#### [题目要求 1]
请照原文输出谈转移支付的这篇文章中从“数据出炉后,大家都在关心钱流向了哪里。”起到“吃瓜群众觉得一切都与己无关。”止的那一段,一字不改。
#### [题目要求 2]
请顺着谈转移支付的这篇文章往下写,从文章已有的最后一句之后接续后文。

#### [阅读文本]
>>>>

10.2万亿!泼天富贵后的暗战!

每年年初,很多地方都在翘首期盼一份泼天的富贵,本年度的转移支付预算。
根据财政部发布的2024年中央对地方转移支付预算数据,今年的数额是10.2万亿,连续两年突破十万亿大关。
数据出炉后,大家都在关心钱流向了哪里。
比如,四川获得了6185亿元的转移支付遥遥领先,河南拿到5336亿元,湖南、湖北、河北和黑龙江也在4000亿以上。
基本上,获得转移支付额度比较多的主要是中西部地区,尤其是那些人口总量大的地区会有较高的优先级。
至于沿海省份,像广东、江苏、浙江、福建等税收贡献大省,获得的转移支付金额较少,基本上都不到2000亿元。
10.2万亿!泼天富贵后的暗战!
▲图1:
不同人看到这份数据的反应截然不同。
沿海省份人士觉得还得靠我等发达省份来供养贫穷省份,内陆省份也有人觉得自己的家乡该拿的远远不够,还有吃瓜群众觉得一切都与己无关。
我一直觉得“转移支付”四个字承担了太多莫名其妙的情绪,如果简单理解成“劫富济贫”或者发达地区对欠发达地区的“施舍”,这么理解显然是一种极大的谬误。
如果不考虑到背后的复杂的央地关系以及我国的多级财政体制,甚至不关心转移支付金额的具体用途,只是停留在数据的简单罗列,所有的分析只会流于表面,成为情绪的无厘头宣泄。

<<<<

已存条目
>>>>

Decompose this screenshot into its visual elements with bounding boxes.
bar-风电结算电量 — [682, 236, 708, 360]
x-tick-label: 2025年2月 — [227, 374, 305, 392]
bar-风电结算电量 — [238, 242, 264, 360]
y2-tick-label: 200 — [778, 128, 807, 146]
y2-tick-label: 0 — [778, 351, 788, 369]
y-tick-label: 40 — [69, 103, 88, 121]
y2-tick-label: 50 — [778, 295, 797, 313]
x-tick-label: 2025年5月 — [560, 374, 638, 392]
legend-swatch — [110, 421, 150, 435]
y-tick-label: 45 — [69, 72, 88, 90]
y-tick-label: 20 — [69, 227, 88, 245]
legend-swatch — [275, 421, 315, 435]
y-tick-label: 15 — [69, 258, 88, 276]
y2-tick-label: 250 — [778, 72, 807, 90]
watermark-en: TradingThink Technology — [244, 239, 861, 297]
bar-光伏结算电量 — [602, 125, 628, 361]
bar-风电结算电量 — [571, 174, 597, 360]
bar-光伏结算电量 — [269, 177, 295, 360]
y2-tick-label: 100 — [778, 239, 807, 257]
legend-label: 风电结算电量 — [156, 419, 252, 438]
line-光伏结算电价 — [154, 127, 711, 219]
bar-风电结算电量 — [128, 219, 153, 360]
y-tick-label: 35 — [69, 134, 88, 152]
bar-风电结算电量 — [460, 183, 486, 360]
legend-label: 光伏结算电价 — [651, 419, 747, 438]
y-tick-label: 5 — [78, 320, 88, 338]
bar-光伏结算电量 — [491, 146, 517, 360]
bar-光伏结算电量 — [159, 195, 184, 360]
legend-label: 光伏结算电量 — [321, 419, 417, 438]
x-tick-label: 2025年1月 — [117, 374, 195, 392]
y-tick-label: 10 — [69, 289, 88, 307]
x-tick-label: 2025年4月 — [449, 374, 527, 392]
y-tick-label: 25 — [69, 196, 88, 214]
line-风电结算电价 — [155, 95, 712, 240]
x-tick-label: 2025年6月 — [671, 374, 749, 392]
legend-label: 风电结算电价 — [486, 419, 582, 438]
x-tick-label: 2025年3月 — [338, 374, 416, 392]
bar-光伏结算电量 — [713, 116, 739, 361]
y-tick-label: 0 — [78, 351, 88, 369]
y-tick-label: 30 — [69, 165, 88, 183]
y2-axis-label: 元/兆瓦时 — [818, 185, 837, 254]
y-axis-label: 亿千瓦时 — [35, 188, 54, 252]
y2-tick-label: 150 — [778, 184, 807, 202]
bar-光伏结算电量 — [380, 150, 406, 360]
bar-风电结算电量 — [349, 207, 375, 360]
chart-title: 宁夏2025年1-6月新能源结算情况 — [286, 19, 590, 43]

<<<<

#### [结果 1]
数据出炉后,大家都在关心钱流向了哪里。
比如,四川获得了6185亿元的转移支付遥遥领先,河南拿到5336亿元,湖南、湖北、河北和黑龙江也在4000亿以上。
基本上,获得转移支付额度比较多的主要是中西部地区,尤其是那些人口总量大的地区会有较高的优先级。
至于沿海省份,像广东、江苏、浙江、福建等税收贡献大省,获得的转移支付金额较少,基本上都不到2000亿元。
10.2万亿!泼天富贵后的暗战!
▲图1:
不同人看到这份数据的反应截然不同。
沿海省份人士觉得还得靠我等发达省份来供养贫穷省份,内陆省份也有人觉得自己的家乡该拿的远远不够,还有吃瓜群众觉得一切都与己无关。

#### [结果 2]
所以,今天我们就聊一聊老生常谈的转移支付问题,看一看那些与此相关广为流传的话术陷阱,顺带着探讨一下真正的问题所在。
 

10.2万亿!泼天富贵后的暗战!

在谈转移支付的基础逻辑之前,不得不提盘根错节的央地关系。
在我国漫长的封建王朝历史中,伴随着朝代的兴衰更替,一直有一组主要矛盾如影随行,中央和地方的分权问题。
就是这一问题,让盛唐由盛转衰,让东汉脖子入土,让无数王朝的统治者时刻如履薄冰。
事实上,无论是政治分权还是经济分权,它们的逻辑原点本质上都是财政分权,毕竟有多少钱才能办多少事,才能彰显本级政府的效能及权威。
举一个典型的例子,在一千年前的大宋朝,赵匡胤在立国之初就对地方集团实行“制其钱谷”的财政国策。
这样做的原因与北宋建立的时代背景有关。
北宋开国之前,华夏大地面临的是五代十国长达百年的分裂局面,群雄并起,捉对厮杀。
而这一切的源头又可以追溯到唐朝中晚期之后的藩镇割据。
地方节度使因为手握地方财权,原本需要上缴朝廷的赋税钱粮被大量克扣,导致如安禄山、史思明这种草头王林立,形成各自为政的节度使经济,而中央朝廷羸弱无比。
所谓经济基础决定上层建筑,经济实力决定政治权力。
地方经济的撕裂,导致国家层级的财政崩塌以及权力的不断流失,最终如日中天的大唐帝国在藩镇的铁蹄下土崩瓦解。
所以,宋太祖老赵同志在登基之后就痛定思痛想结束掉这种局面,大宋集团首席智库赵普给他出了两个平平无奇的狠招。
军事上,就是非常著名的“杯酒释兵权”,一顿团建聚餐收回地方兵权。财政上,则“制其钱谷”,剥夺地方行政长官的财政自主权,将地方财政事务交由朝廷设立的转运使掌控。
当地方失去兵权,财权,其不得不依附于帝国政府。
于是整个北宋时期,别看对抗外敌的能力非常弱鸡,但不影响地方单位被收拾的服服帖帖,基本没有出现过割据叛乱。
这种分权模式下,自然增强了北宋朝廷的宏观调控能力。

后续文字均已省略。